- [What the exercise asks] Track down the lines that contain "Combined" and copy them.

- [Data extract]

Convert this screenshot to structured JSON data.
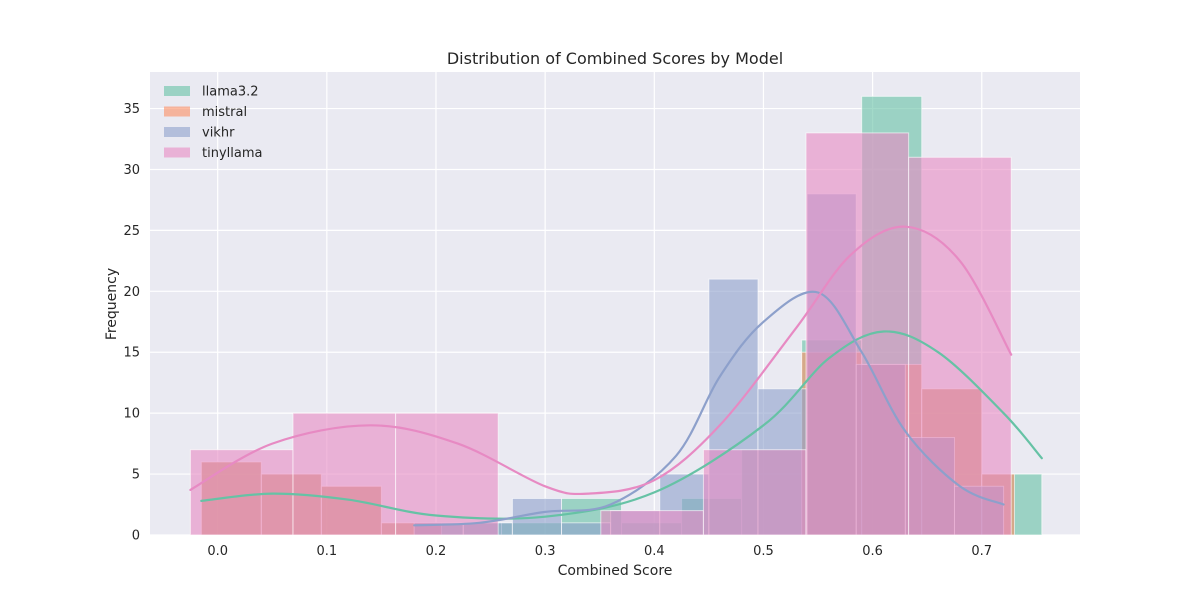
{
  "chart_data": {
    "type": "bar",
    "subtype": "overlaid histogram with kde lines",
    "title": "Distribution of Combined Scores by Model",
    "xlabel": "Combined Score",
    "ylabel": "Frequency",
    "xlim": [
      -0.062,
      0.79
    ],
    "ylim": [
      0,
      38
    ],
    "xticks": [
      "0.0",
      "0.1",
      "0.2",
      "0.3",
      "0.4",
      "0.5",
      "0.6",
      "0.7"
    ],
    "yticks": [
      "0",
      "5",
      "10",
      "15",
      "20",
      "25",
      "30",
      "35"
    ],
    "grid": true,
    "legend_placement": "top-left",
    "series": [
      {
        "name": "llama3.2",
        "color": "#66c2a5",
        "bins": [
          {
            "x0": -0.015,
            "x1": 0.04,
            "count": 6
          },
          {
            "x0": 0.04,
            "x1": 0.095,
            "count": 5
          },
          {
            "x0": 0.095,
            "x1": 0.15,
            "count": 4
          },
          {
            "x0": 0.15,
            "x1": 0.205,
            "count": 1
          },
          {
            "x0": 0.205,
            "x1": 0.26,
            "count": 1
          },
          {
            "x0": 0.26,
            "x1": 0.315,
            "count": 1
          },
          {
            "x0": 0.315,
            "x1": 0.37,
            "count": 3
          },
          {
            "x0": 0.37,
            "x1": 0.425,
            "count": 1
          },
          {
            "x0": 0.425,
            "x1": 0.48,
            "count": 3
          },
          {
            "x0": 0.48,
            "x1": 0.535,
            "count": 7
          },
          {
            "x0": 0.535,
            "x1": 0.59,
            "count": 16
          },
          {
            "x0": 0.59,
            "x1": 0.645,
            "count": 36
          },
          {
            "x0": 0.645,
            "x1": 0.7,
            "count": 12
          },
          {
            "x0": 0.7,
            "x1": 0.755,
            "count": 5
          }
        ],
        "kde": [
          [
            -0.015,
            2.8
          ],
          [
            0.05,
            3.4
          ],
          [
            0.12,
            2.9
          ],
          [
            0.2,
            1.6
          ],
          [
            0.3,
            1.5
          ],
          [
            0.4,
            3.5
          ],
          [
            0.5,
            9.0
          ],
          [
            0.56,
            14.5
          ],
          [
            0.61,
            16.7
          ],
          [
            0.66,
            15.0
          ],
          [
            0.72,
            10.0
          ],
          [
            0.755,
            6.3
          ]
        ]
      },
      {
        "name": "mistral",
        "color": "#fc8d62",
        "bins": [
          {
            "x0": -0.015,
            "x1": 0.04,
            "count": 6
          },
          {
            "x0": 0.04,
            "x1": 0.095,
            "count": 5
          },
          {
            "x0": 0.095,
            "x1": 0.15,
            "count": 4
          },
          {
            "x0": 0.15,
            "x1": 0.205,
            "count": 1
          },
          {
            "x0": 0.535,
            "x1": 0.59,
            "count": 15
          },
          {
            "x0": 0.59,
            "x1": 0.645,
            "count": 14
          },
          {
            "x0": 0.645,
            "x1": 0.7,
            "count": 12
          },
          {
            "x0": 0.7,
            "x1": 0.73,
            "count": 5
          }
        ],
        "kde": []
      },
      {
        "name": "vikhr",
        "color": "#8da0cb",
        "bins": [
          {
            "x0": 0.18,
            "x1": 0.225,
            "count": 1
          },
          {
            "x0": 0.225,
            "x1": 0.27,
            "count": 1
          },
          {
            "x0": 0.27,
            "x1": 0.315,
            "count": 3
          },
          {
            "x0": 0.315,
            "x1": 0.36,
            "count": 1
          },
          {
            "x0": 0.36,
            "x1": 0.405,
            "count": 2
          },
          {
            "x0": 0.405,
            "x1": 0.45,
            "count": 5
          },
          {
            "x0": 0.45,
            "x1": 0.495,
            "count": 21
          },
          {
            "x0": 0.495,
            "x1": 0.54,
            "count": 12
          },
          {
            "x0": 0.54,
            "x1": 0.585,
            "count": 28
          },
          {
            "x0": 0.585,
            "x1": 0.63,
            "count": 14
          },
          {
            "x0": 0.63,
            "x1": 0.675,
            "count": 8
          },
          {
            "x0": 0.675,
            "x1": 0.72,
            "count": 4
          }
        ],
        "kde": [
          [
            0.18,
            0.8
          ],
          [
            0.24,
            1.0
          ],
          [
            0.3,
            1.9
          ],
          [
            0.36,
            2.5
          ],
          [
            0.42,
            6.5
          ],
          [
            0.46,
            13.0
          ],
          [
            0.5,
            17.5
          ],
          [
            0.55,
            19.9
          ],
          [
            0.59,
            15.0
          ],
          [
            0.63,
            8.5
          ],
          [
            0.68,
            4.0
          ],
          [
            0.72,
            2.5
          ]
        ]
      },
      {
        "name": "tinyllama",
        "color": "#e78ac3",
        "bins": [
          {
            "x0": -0.025,
            "x1": 0.069,
            "count": 7
          },
          {
            "x0": 0.069,
            "x1": 0.163,
            "count": 10
          },
          {
            "x0": 0.163,
            "x1": 0.257,
            "count": 10
          },
          {
            "x0": 0.351,
            "x1": 0.445,
            "count": 2
          },
          {
            "x0": 0.445,
            "x1": 0.539,
            "count": 7
          },
          {
            "x0": 0.539,
            "x1": 0.633,
            "count": 33
          },
          {
            "x0": 0.633,
            "x1": 0.727,
            "count": 31
          }
        ],
        "kde": [
          [
            -0.025,
            3.7
          ],
          [
            0.05,
            7.5
          ],
          [
            0.14,
            9.0
          ],
          [
            0.22,
            7.5
          ],
          [
            0.3,
            4.0
          ],
          [
            0.34,
            3.4
          ],
          [
            0.4,
            4.5
          ],
          [
            0.46,
            9.0
          ],
          [
            0.53,
            17.0
          ],
          [
            0.58,
            23.0
          ],
          [
            0.63,
            25.3
          ],
          [
            0.68,
            22.5
          ],
          [
            0.727,
            14.8
          ]
        ]
      }
    ]
  }
}
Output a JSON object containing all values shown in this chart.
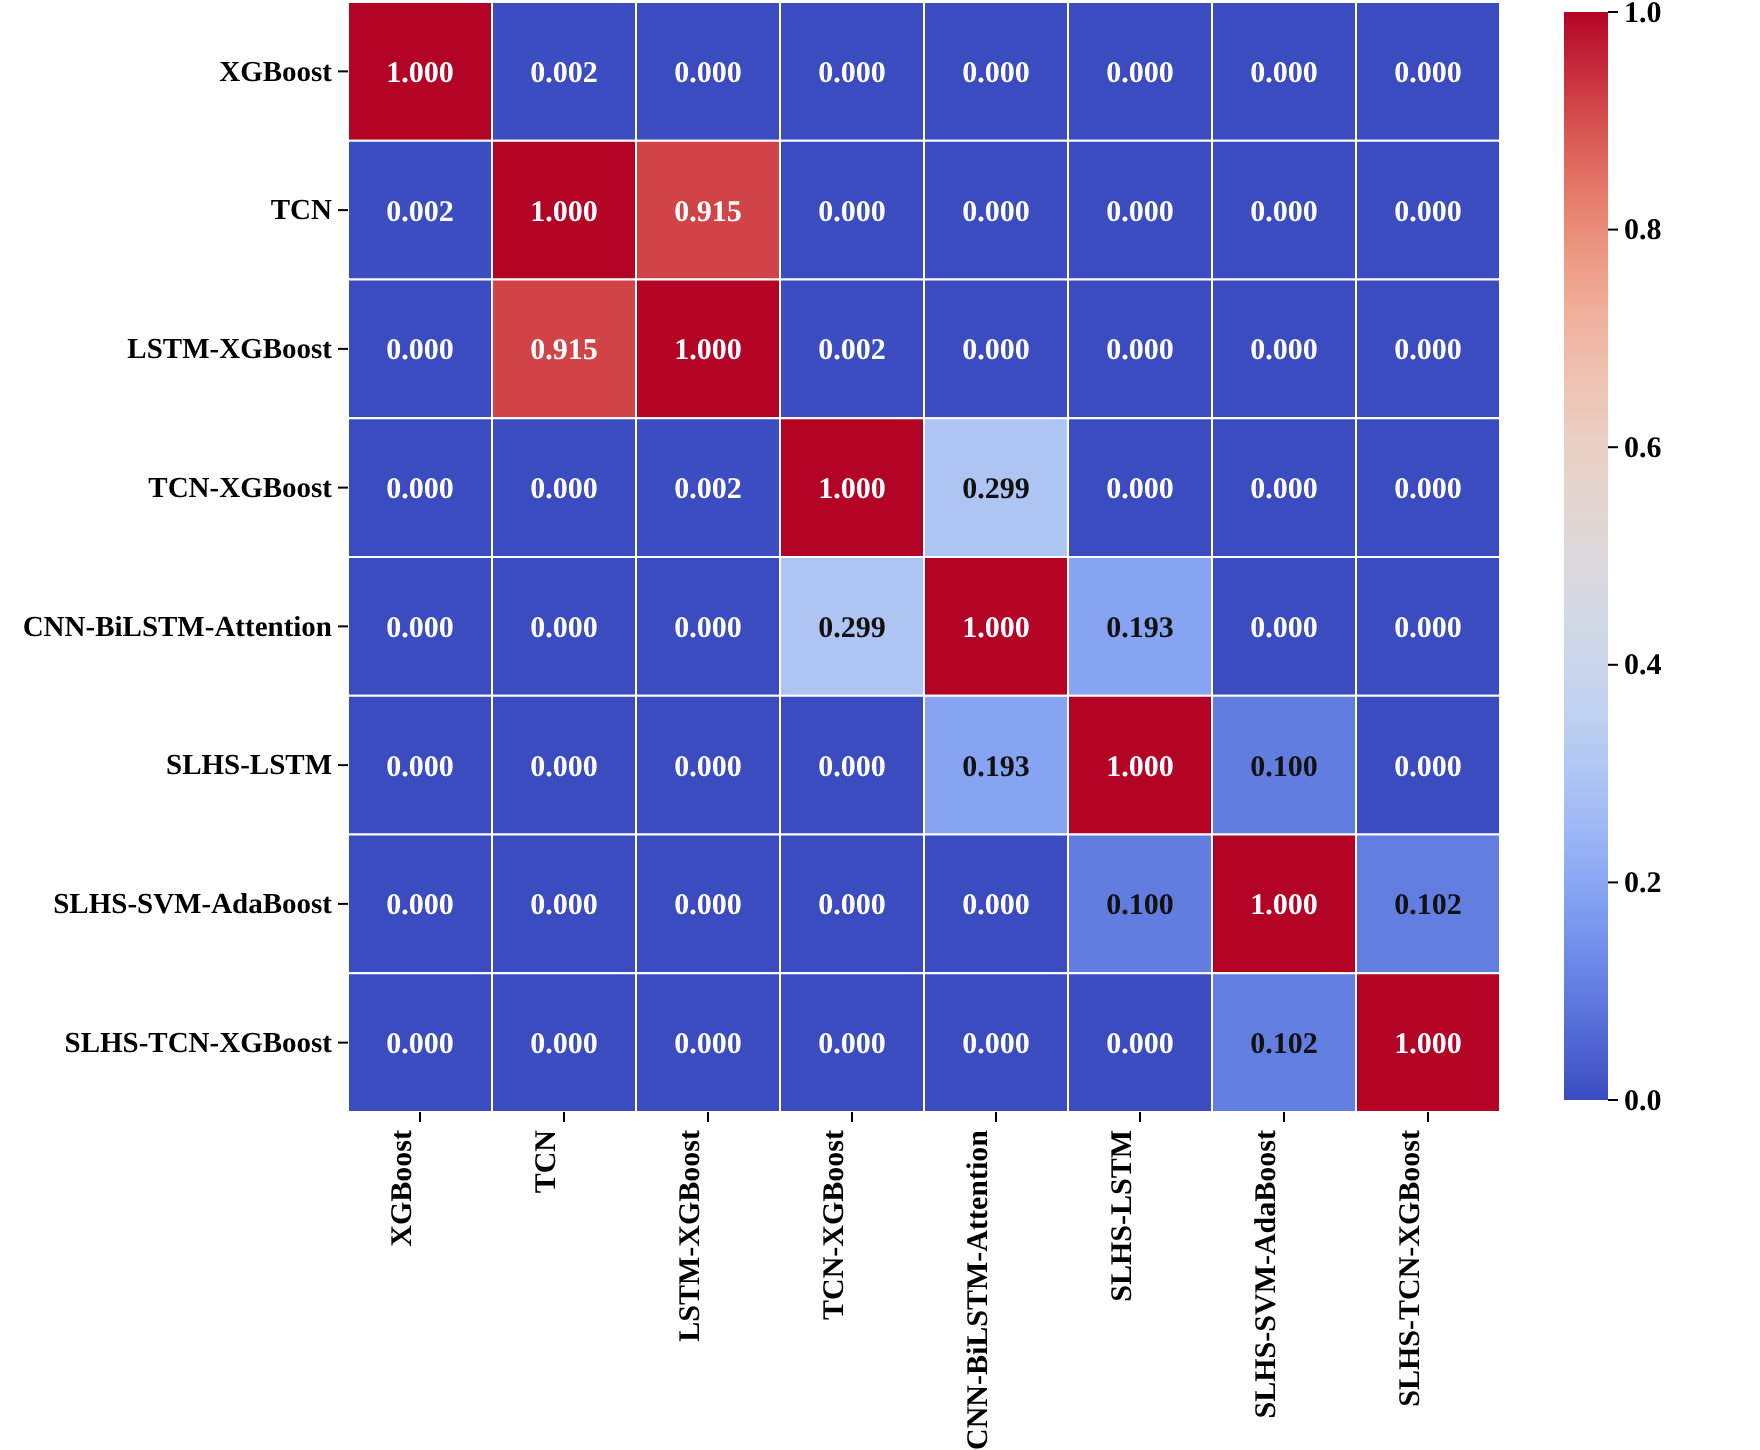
{
  "chart_data": {
    "type": "heatmap",
    "categories": [
      "XGBoost",
      "TCN",
      "LSTM-XGBoost",
      "TCN-XGBoost",
      "CNN-BiLSTM-Attention",
      "SLHS-LSTM",
      "SLHS-SVM-AdaBoost",
      "SLHS-TCN-XGBoost"
    ],
    "y_categories": [
      "XGBoost",
      "TCN",
      "LSTM-XGBoost",
      "TCN-XGBoost",
      "CNN-BiLSTM-Attention",
      "SLHS-LSTM",
      "SLHS-SVM-AdaBoost",
      "SLHS-TCN-XGBoost"
    ],
    "cells": [
      [
        1.0,
        0.002,
        0.0,
        0.0,
        0.0,
        0.0,
        0.0,
        0.0
      ],
      [
        0.002,
        1.0,
        0.915,
        0.0,
        0.0,
        0.0,
        0.0,
        0.0
      ],
      [
        0.0,
        0.915,
        1.0,
        0.002,
        0.0,
        0.0,
        0.0,
        0.0
      ],
      [
        0.0,
        0.0,
        0.002,
        1.0,
        0.299,
        0.0,
        0.0,
        0.0
      ],
      [
        0.0,
        0.0,
        0.0,
        0.299,
        1.0,
        0.193,
        0.0,
        0.0
      ],
      [
        0.0,
        0.0,
        0.0,
        0.0,
        0.193,
        1.0,
        0.1,
        0.0
      ],
      [
        0.0,
        0.0,
        0.0,
        0.0,
        0.0,
        0.1,
        1.0,
        0.102
      ],
      [
        0.0,
        0.0,
        0.0,
        0.0,
        0.0,
        0.0,
        0.102,
        1.0
      ]
    ],
    "cell_labels": [
      [
        "1.000",
        "0.002",
        "0.000",
        "0.000",
        "0.000",
        "0.000",
        "0.000",
        "0.000"
      ],
      [
        "0.002",
        "1.000",
        "0.915",
        "0.000",
        "0.000",
        "0.000",
        "0.000",
        "0.000"
      ],
      [
        "0.000",
        "0.915",
        "1.000",
        "0.002",
        "0.000",
        "0.000",
        "0.000",
        "0.000"
      ],
      [
        "0.000",
        "0.000",
        "0.002",
        "1.000",
        "0.299",
        "0.000",
        "0.000",
        "0.000"
      ],
      [
        "0.000",
        "0.000",
        "0.000",
        "0.299",
        "1.000",
        "0.193",
        "0.000",
        "0.000"
      ],
      [
        "0.000",
        "0.000",
        "0.000",
        "0.000",
        "0.193",
        "1.000",
        "0.100",
        "0.000"
      ],
      [
        "0.000",
        "0.000",
        "0.000",
        "0.000",
        "0.000",
        "0.100",
        "1.000",
        "0.102"
      ],
      [
        "0.000",
        "0.000",
        "0.000",
        "0.000",
        "0.000",
        "0.000",
        "0.102",
        "1.000"
      ]
    ],
    "data_labels": true,
    "clim": [
      0.0,
      1.0
    ],
    "cticks": [
      {
        "value": 0.0,
        "label": "0.0"
      },
      {
        "value": 0.2,
        "label": "0.2"
      },
      {
        "value": 0.4,
        "label": "0.4"
      },
      {
        "value": 0.6,
        "label": "0.6"
      },
      {
        "value": 0.8,
        "label": "0.8"
      },
      {
        "value": 1.0,
        "label": "1.0"
      }
    ]
  }
}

- [Answer for the task]
    "title": "Distribution of Combined Scores by Model",
    "xlabel": "Combined Score",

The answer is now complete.